▸ EXTRACTED TEXT
-------

26.6. High Availability setup tutorial

26.6.1. Background
26.6.2. Getting started: Setting up a production cluster
26.6.3. Alternative setup: Creating a local cluster for testing

This guide will help you understand the ways to configure and deploy a Neo4j High Availability cluster. Two scenarios will be considered: The first will be configuring 3 instances to be deployed on 3 separate machines, in a setting similar to what might be encountered in a production environment. The second will modify the former to make it possible to run a cluster of 3 instances on the same physical machine, a setup most useful during development of applications on top of Neo4j.

26.6.1. Background

A Neo4j HA cluster consists of a set of running Neo4j Enterprise instances. Each instance must be assigned an integer ID, which serves as its identifier in the cluster.

At startup, a Neo4j instance contacts the other instances specified in the ha.initial_hosts configuration option. When it establishes a connection to any one of these, it determines the current state of the cluster and ensures that it is eligible to join the cluster. To be eligible the Neo4j instance must be hosting the same database store as other members of the cluster (although it is allowed to be in an older state), or be a new deployment without a database store.

First, let’s explain what settings exist and what values they accept.

ha.server_id

ha.server_id is the cluster identification for each instance. It must be a positive integer, unique among all Neo4j instances in the cluster.

ha.cluster_server

ha.cluster_server is an address/port setting that specifies where the Neo4j instance will listen for cluster communications. This is related with the ha.initial_hosts setting. The default is 0.0.0.0:5001, which is suitable for most deployments.

-------

▸ OBJECTIVES
1 - Name every configuration setting that the Neo4j High Availability tutorial mentions.
2 - Pick up the Neo4j High Availability tutorial where it stops and keep writing.
The records after this point have nothing to do with the Neo4j High Availability tutorial.

▸ DATASET EXTRACT
-------

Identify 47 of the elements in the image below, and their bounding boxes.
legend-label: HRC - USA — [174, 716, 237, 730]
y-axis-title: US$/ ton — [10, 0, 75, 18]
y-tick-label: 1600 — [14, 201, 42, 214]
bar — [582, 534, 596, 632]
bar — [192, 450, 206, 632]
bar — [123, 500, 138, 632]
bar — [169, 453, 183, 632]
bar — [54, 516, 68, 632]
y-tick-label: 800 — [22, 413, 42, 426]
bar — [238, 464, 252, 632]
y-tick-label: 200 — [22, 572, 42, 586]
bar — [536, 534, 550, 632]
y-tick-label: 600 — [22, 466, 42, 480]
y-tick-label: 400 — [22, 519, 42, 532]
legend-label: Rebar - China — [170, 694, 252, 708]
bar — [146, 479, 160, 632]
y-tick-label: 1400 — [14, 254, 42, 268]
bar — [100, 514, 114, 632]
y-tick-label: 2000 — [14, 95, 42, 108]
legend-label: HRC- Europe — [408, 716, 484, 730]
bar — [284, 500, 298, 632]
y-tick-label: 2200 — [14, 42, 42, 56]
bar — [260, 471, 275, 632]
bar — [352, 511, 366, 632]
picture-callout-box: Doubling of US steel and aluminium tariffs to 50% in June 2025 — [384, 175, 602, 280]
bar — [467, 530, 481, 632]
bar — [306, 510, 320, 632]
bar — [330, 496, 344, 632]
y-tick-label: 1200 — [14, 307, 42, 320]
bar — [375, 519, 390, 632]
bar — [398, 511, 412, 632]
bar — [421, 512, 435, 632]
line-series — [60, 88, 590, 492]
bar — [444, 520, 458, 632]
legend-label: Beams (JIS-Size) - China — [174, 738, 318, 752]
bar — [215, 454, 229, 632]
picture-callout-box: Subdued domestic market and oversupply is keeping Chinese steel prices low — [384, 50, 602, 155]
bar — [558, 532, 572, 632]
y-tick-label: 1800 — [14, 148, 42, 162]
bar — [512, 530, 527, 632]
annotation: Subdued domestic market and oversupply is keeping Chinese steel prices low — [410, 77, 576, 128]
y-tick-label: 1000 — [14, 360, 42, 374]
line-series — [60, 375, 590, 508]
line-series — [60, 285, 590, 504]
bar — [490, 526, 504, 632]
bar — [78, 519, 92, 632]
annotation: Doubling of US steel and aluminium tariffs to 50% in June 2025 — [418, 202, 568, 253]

-------

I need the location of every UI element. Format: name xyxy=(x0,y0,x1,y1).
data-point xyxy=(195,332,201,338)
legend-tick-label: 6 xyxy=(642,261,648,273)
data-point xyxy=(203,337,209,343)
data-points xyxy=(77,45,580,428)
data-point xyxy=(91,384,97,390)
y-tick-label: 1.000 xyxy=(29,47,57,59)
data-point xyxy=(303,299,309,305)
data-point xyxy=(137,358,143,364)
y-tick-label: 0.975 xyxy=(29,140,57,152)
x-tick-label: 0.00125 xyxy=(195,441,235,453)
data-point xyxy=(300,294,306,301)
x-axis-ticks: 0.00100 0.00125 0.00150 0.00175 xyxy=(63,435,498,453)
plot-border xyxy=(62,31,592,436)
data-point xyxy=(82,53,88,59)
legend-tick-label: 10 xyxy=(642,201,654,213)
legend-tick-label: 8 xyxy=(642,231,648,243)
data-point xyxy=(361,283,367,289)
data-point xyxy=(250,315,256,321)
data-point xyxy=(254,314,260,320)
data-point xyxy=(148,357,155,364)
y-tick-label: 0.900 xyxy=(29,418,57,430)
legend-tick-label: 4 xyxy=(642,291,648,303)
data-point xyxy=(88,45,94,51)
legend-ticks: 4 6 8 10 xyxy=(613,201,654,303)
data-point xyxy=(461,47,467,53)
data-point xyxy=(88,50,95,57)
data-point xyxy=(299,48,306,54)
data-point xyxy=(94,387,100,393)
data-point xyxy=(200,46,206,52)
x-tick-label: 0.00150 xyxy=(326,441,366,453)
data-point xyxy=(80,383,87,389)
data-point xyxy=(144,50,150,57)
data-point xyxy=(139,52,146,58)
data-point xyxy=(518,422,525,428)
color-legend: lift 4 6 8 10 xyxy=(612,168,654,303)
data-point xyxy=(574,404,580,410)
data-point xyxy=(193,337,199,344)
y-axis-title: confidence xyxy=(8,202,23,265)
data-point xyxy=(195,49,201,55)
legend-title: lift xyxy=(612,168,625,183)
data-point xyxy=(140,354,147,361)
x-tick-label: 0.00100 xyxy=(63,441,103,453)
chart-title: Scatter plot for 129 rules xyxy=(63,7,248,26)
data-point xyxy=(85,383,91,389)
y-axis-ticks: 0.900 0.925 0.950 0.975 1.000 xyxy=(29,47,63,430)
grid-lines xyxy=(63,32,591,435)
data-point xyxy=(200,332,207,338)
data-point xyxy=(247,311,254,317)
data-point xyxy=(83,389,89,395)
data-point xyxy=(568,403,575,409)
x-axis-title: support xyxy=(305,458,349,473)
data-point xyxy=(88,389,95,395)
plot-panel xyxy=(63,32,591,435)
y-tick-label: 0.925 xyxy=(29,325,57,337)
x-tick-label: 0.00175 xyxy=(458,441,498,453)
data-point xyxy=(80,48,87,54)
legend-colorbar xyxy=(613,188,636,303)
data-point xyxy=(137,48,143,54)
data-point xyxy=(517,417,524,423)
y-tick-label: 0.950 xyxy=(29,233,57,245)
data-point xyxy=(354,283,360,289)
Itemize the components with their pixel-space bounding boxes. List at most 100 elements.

-------

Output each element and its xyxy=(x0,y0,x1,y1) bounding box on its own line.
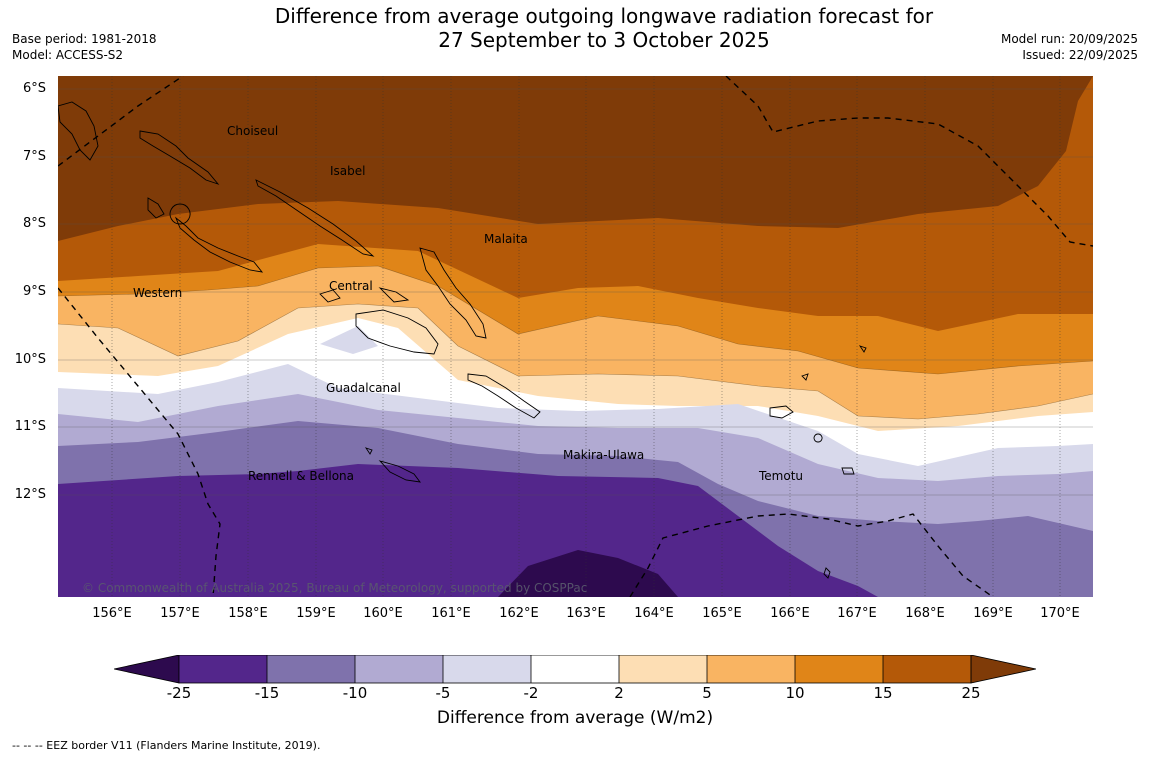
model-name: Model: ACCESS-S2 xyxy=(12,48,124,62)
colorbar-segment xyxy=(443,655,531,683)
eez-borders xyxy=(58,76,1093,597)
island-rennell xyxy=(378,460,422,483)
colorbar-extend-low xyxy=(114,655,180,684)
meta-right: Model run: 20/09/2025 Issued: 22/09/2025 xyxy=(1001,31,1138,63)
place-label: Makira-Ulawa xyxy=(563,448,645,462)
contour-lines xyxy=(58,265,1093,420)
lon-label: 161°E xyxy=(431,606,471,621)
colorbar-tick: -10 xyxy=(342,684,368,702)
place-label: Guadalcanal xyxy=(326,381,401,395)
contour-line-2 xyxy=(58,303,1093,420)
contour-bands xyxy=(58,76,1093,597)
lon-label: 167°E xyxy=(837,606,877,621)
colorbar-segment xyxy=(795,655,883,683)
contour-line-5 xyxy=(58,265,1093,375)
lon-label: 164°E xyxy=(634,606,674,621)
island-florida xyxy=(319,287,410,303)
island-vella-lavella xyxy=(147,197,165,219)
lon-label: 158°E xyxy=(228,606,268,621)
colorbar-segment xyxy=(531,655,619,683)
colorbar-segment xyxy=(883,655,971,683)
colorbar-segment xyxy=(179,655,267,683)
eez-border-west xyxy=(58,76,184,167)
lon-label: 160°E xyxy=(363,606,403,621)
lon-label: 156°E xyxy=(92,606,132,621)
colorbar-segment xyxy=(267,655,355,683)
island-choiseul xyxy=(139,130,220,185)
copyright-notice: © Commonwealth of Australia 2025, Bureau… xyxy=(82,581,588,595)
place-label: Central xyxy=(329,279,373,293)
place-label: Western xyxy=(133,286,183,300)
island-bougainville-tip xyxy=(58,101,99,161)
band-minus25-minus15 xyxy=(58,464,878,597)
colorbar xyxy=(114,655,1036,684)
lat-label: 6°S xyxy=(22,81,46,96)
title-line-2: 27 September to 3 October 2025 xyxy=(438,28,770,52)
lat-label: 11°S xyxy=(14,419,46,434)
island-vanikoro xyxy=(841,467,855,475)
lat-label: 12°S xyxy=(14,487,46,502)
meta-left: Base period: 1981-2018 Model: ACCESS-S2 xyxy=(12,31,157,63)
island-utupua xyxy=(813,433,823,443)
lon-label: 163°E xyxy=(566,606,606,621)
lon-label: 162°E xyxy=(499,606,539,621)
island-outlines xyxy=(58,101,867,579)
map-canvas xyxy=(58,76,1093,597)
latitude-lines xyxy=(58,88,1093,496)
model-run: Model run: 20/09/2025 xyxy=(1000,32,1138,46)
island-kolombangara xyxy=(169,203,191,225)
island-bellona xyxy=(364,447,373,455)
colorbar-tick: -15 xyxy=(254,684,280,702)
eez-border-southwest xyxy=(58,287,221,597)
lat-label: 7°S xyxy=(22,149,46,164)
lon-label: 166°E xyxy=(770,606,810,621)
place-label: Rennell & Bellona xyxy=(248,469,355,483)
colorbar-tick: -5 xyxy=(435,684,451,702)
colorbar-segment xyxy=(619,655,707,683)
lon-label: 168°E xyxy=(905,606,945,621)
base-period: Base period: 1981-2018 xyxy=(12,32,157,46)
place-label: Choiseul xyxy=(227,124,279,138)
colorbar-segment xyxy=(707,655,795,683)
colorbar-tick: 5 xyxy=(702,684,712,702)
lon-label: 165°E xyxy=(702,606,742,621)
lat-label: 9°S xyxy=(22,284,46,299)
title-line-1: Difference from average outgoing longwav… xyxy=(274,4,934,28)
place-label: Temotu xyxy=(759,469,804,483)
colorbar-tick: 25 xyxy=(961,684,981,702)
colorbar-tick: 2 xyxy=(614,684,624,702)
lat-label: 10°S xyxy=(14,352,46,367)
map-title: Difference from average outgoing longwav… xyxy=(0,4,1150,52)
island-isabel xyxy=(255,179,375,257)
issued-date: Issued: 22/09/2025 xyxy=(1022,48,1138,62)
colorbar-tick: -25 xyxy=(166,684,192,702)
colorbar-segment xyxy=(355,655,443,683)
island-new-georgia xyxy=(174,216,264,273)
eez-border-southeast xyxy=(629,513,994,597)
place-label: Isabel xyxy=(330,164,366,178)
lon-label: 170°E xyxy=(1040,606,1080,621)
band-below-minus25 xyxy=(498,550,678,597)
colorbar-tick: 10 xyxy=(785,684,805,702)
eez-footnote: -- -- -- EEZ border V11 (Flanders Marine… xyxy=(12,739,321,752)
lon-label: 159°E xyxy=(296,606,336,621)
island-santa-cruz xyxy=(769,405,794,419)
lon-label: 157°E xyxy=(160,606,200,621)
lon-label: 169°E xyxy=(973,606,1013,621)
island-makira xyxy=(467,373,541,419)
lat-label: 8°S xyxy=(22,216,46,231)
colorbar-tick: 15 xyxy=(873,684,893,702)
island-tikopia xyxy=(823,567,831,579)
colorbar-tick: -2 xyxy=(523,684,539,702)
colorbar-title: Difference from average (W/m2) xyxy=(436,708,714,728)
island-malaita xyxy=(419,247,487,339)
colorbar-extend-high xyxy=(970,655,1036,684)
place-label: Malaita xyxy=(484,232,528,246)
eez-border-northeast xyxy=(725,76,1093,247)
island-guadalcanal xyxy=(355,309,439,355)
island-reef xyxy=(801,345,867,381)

-------

▸ RESULTS OF THE TASKS
1 - ha.initial_hosts, ha.server_id, ha.cluster_server

2 -
ha.server

ha.server is an additional address/port setting that specifies where the Neo4j instance will listen for content. It must be different from ha.cluster_server, typically with a different port. The default is 0.0.0.0:6361, which is suitable for most deployments.

ha.initial_hosts

ha.initial_hosts is a comma separated list of hostname/port pairs, which specify how to reach other Neo4j instances in the cluster (as configured via their ha.cluster_server option). These hostname/ports will be used when the Neo4j instances starts, to allow it up to find and join the cluster. Note the specifying the instances own address is permitted.

[Tip]Address/port format

The options ha.cluster_server and ha.server are specified as <IP address>:<port>. The IP address MUST be the address assigned to one of the servers network interfaces, or the value 0.0.0.0, which will cause Neo4j to listen on every network interface.

Either the address or the port can be omitted, in which case the default for that part will be used. If the address is omitted, then the port must be preceeded with a colon (eg. :5001).

The port can also be configured as a range, like so: <hostname>:<first port>[-<second port>]. In this case, Neo4j will test each port in sequence, and select the first that is unused. Note that this usage is not permitted when the hostname is specified as 0.0.0.0 (the "all interfaces" address).

26.6.2. Getting started: Setting up a production cluster

Download and unpack Neo4j Enterprise

Download Neo4j Enterprise from the Neo4j download site, and unpack on 3 separate machines.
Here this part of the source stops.